§ **Your task**: Each line that holds the word "avatar" counts once; report the total and nothing else.

::: Material

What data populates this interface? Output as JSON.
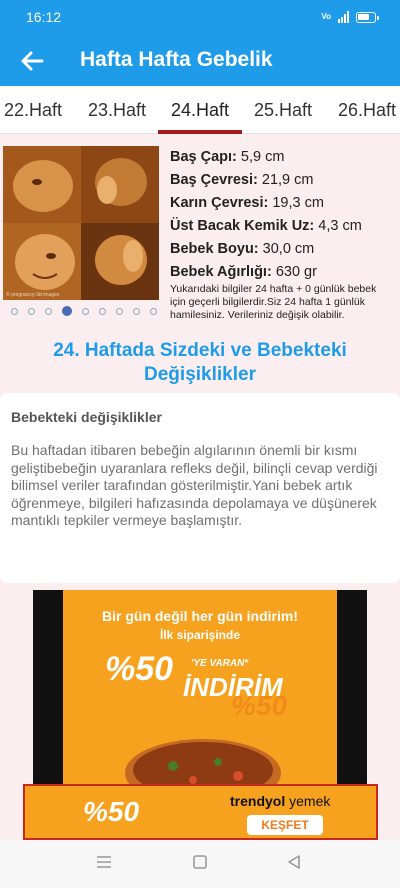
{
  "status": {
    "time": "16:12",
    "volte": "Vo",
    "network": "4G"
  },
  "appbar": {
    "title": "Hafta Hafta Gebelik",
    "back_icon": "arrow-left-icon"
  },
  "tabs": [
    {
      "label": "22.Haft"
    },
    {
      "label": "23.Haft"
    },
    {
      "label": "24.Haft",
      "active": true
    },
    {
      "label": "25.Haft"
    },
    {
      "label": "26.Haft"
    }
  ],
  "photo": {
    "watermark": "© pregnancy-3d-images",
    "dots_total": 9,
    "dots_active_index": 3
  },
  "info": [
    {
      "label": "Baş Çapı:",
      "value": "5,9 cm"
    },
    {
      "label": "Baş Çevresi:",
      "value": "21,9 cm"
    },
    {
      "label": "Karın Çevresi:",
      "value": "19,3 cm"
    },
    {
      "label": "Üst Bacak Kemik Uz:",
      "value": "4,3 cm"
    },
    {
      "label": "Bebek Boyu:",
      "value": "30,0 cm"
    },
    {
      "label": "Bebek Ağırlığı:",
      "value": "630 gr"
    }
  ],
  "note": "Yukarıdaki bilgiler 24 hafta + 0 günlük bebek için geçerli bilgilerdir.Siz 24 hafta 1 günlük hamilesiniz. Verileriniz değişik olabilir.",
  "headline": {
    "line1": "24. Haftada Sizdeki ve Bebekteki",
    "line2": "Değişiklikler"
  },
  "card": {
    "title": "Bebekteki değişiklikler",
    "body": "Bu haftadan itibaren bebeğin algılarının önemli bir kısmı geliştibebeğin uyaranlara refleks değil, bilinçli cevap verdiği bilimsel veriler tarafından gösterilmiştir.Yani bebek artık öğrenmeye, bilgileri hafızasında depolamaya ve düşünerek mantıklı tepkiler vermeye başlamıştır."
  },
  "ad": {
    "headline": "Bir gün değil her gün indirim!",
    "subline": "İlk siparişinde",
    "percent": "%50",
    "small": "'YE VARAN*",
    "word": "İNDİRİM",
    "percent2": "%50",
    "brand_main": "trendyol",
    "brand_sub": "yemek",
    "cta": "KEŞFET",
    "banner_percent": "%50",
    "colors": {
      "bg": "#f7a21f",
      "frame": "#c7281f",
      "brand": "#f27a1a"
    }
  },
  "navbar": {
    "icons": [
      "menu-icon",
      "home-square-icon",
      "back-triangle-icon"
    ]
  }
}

::::::
::: Material

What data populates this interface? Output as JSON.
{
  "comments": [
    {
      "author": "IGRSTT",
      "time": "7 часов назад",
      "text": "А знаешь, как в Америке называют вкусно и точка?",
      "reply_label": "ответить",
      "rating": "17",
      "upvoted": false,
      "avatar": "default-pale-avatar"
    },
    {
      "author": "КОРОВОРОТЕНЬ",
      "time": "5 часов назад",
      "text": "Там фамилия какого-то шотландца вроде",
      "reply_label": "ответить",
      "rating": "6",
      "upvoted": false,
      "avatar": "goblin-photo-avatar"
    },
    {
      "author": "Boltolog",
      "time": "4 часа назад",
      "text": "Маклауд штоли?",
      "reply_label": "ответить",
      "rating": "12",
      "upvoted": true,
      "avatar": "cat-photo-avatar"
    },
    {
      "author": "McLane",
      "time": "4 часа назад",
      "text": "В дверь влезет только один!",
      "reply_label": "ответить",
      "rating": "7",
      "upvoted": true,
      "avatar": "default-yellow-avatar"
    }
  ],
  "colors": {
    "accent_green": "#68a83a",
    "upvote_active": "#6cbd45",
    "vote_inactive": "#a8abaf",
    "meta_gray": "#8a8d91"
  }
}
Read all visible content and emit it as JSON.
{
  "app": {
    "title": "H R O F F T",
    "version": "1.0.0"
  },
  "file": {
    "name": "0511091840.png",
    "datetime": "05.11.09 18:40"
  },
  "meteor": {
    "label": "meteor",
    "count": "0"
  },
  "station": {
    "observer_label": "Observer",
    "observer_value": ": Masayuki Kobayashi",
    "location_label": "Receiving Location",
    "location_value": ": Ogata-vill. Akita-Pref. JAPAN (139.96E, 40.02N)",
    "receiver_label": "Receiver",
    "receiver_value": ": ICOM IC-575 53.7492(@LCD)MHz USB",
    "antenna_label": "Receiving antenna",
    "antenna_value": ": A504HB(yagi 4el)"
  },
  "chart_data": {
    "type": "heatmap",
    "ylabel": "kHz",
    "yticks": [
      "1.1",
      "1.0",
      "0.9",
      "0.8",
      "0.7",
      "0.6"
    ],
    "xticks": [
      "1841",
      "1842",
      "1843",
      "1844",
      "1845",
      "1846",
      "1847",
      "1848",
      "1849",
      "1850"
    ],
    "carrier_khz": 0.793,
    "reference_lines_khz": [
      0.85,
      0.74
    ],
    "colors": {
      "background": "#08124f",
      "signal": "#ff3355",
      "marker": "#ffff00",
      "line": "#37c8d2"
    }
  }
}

::::::

§ **Solution for this problem**: 4